### HALAMAN
= = =
Ini barangkali kelemahan lain para
pembuat dokumenter televisi kita, mereka membuat acara dokumenter memang
untuk ditayangkan di tv lokal, nasional, atau berjaringan nasional.
Jadi membuat dokumenter hanya berdasar yang “diinginkan” lokal
saja. Barangkali akan beda jika para pembuat dokumenter berpikir bahwa
kelak hasil dokumenter televisi tersebut akan ditayangkan secara
internasional seperti halnya National Geographic atau Discovery Channel.
Karena dengan ditayangkan luas di berbagai negara, secara kualitas juga
akan memenuhi standar internasional. Quality control yang
mereka lalkukan sangat ketat, baik aspek teknis maupun konten. Jadi,
buatlah acara dokumenter televisi konten lokal yang (akan) ditayangkan
di televise jaringan mancanegara.
Akankah para jurnalistik
media cetak juga mau mengakui dan setuju untuk memberikan istilah pada karya
tulis feature di suratkabar dengan istilah dokumenter?
Dokumenter TV lebih tepat untuk menyebut istilah Feature
Pada buku Teknik Produksi Program TV yang ditulis oleh Fred
Wibowo, dijelaskan definisi dari feature, yaitu suatu program yang
membahas suatu pokok bahasan satu tema, diungkapkan lewat berbagai pandangan
yang saling melengkapi, mengurai, menyoroti secara kritis dan disajikan dengan
berbagai format (bab 9 : 188).
= = =
### CUPLIKAN DATA
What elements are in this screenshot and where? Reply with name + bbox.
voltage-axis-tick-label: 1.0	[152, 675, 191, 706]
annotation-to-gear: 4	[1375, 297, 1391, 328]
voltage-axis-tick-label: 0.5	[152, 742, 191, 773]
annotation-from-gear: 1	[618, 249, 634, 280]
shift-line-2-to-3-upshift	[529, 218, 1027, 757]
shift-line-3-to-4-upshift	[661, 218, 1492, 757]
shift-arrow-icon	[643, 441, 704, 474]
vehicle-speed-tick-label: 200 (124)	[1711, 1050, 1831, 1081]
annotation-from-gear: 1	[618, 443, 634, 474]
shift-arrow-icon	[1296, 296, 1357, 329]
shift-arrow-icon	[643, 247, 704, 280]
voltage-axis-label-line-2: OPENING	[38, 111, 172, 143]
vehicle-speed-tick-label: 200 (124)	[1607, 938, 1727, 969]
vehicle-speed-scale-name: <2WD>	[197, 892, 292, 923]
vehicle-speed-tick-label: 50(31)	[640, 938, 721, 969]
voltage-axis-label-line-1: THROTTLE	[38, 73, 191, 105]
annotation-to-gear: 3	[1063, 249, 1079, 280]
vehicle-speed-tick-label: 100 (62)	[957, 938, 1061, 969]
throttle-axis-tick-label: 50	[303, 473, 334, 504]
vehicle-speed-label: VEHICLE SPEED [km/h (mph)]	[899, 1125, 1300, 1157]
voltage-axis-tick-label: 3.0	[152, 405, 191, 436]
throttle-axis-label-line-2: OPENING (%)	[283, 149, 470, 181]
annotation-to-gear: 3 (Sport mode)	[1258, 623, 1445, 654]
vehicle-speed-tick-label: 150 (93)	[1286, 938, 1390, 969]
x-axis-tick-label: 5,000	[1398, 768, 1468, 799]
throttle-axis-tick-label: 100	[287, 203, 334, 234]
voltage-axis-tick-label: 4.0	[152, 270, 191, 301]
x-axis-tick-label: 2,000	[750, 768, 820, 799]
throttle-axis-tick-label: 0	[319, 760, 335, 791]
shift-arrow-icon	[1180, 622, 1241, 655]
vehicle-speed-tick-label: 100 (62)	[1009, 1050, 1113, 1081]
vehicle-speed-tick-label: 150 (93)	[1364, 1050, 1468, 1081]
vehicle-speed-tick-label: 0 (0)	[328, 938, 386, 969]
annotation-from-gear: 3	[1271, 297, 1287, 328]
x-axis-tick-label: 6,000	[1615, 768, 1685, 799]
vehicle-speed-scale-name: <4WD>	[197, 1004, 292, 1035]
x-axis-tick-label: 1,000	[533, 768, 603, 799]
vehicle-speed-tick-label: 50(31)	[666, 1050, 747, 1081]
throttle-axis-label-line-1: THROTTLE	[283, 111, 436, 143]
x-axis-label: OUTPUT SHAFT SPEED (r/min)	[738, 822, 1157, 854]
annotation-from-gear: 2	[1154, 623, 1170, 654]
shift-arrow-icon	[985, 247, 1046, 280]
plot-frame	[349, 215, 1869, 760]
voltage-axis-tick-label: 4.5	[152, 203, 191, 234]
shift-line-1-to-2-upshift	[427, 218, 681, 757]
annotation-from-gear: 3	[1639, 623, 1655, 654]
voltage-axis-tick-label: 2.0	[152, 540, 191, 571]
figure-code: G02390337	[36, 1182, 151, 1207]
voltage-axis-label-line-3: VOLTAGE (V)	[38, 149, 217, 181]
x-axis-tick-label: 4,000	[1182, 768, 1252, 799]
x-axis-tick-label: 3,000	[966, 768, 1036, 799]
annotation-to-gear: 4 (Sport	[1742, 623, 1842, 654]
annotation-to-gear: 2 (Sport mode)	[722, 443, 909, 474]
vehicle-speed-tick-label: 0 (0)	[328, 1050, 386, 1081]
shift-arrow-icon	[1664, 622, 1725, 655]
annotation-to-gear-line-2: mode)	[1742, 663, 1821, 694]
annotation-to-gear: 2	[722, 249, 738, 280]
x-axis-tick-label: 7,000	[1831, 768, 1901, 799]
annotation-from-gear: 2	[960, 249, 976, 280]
= = =
Tolong salin dengan persis semua bagian teks tentang dokumenter televisi, mulai dari "Karena dengan ditayangkan" hingga "dengan istilah dokumenter?".

### HASIL TUGAS INI
Karena dengan ditayangkan luas di berbagai negara, secara kualitas juga
akan memenuhi standar internasional. Quality control yang
mereka lalkukan sangat ketat, baik aspek teknis maupun konten. Jadi,
buatlah acara dokumenter televisi konten lokal yang (akan) ditayangkan
di televise jaringan mancanegara.
Akankah para jurnalistik
media cetak juga mau mengakui dan setuju untuk memberikan istilah pada karya
tulis feature di suratkabar dengan istilah dokumenter?